■ Required work ■
Copy every line of the data that includes the string "الدكتورة".
▼▼▼
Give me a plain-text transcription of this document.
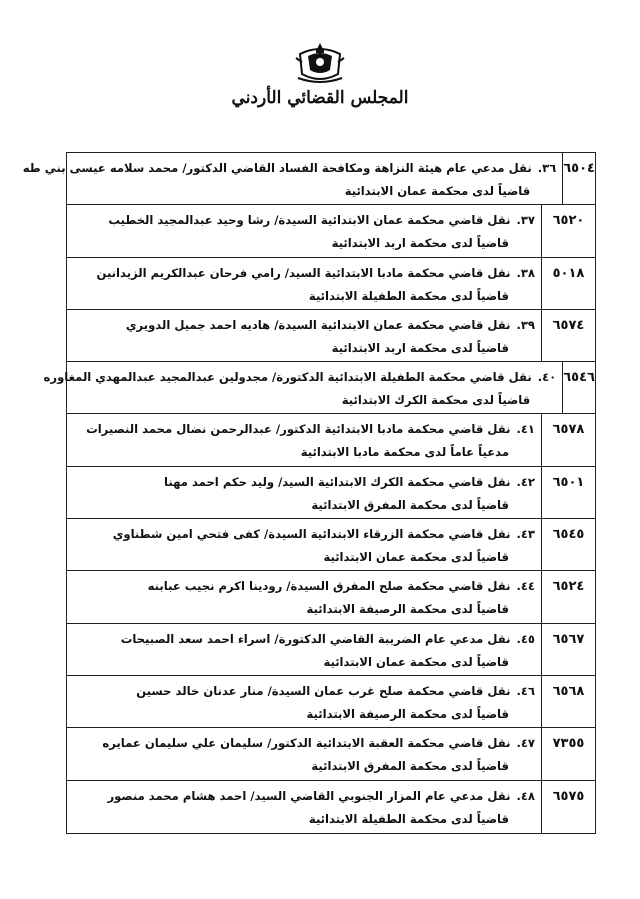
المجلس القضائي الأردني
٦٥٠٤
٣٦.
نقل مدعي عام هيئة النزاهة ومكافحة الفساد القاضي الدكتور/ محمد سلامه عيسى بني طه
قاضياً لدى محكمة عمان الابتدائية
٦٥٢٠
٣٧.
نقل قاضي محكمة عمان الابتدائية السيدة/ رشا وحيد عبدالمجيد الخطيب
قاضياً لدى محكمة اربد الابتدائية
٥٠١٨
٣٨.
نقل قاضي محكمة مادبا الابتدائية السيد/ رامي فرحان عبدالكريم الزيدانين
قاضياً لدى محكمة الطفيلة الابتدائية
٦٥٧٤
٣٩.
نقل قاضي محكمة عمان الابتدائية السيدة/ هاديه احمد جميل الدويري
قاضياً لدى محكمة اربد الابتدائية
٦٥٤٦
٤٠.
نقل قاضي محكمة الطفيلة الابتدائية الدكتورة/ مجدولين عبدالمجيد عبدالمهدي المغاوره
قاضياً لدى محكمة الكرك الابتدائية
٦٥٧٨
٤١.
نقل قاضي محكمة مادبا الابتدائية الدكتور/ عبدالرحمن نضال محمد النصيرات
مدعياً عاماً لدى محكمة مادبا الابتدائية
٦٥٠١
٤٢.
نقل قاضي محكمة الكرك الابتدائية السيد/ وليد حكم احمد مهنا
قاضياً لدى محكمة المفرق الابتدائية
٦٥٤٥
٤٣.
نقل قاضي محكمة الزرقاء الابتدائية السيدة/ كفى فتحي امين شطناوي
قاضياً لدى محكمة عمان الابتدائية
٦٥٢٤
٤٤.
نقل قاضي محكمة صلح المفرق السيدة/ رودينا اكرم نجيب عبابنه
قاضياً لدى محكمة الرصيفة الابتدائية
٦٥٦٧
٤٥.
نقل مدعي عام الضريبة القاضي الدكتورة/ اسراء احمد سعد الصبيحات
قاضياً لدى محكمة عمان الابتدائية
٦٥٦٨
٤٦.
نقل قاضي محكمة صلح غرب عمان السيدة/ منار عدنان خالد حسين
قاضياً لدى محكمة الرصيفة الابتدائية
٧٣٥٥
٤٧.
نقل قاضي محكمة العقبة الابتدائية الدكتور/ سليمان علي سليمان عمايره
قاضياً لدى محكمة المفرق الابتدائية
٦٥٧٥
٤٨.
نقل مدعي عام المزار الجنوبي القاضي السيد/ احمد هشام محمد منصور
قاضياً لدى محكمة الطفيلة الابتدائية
▲▲▲
■ Solution ■
نقل قاضي محكمة الطفيلة الابتدائية الدكتورة/ مجدولين عبدالمجيد عبدالمهدي المغاوره
نقل مدعي عام الضريبة القاضي الدكتورة/ اسراء احمد سعد الصبيحات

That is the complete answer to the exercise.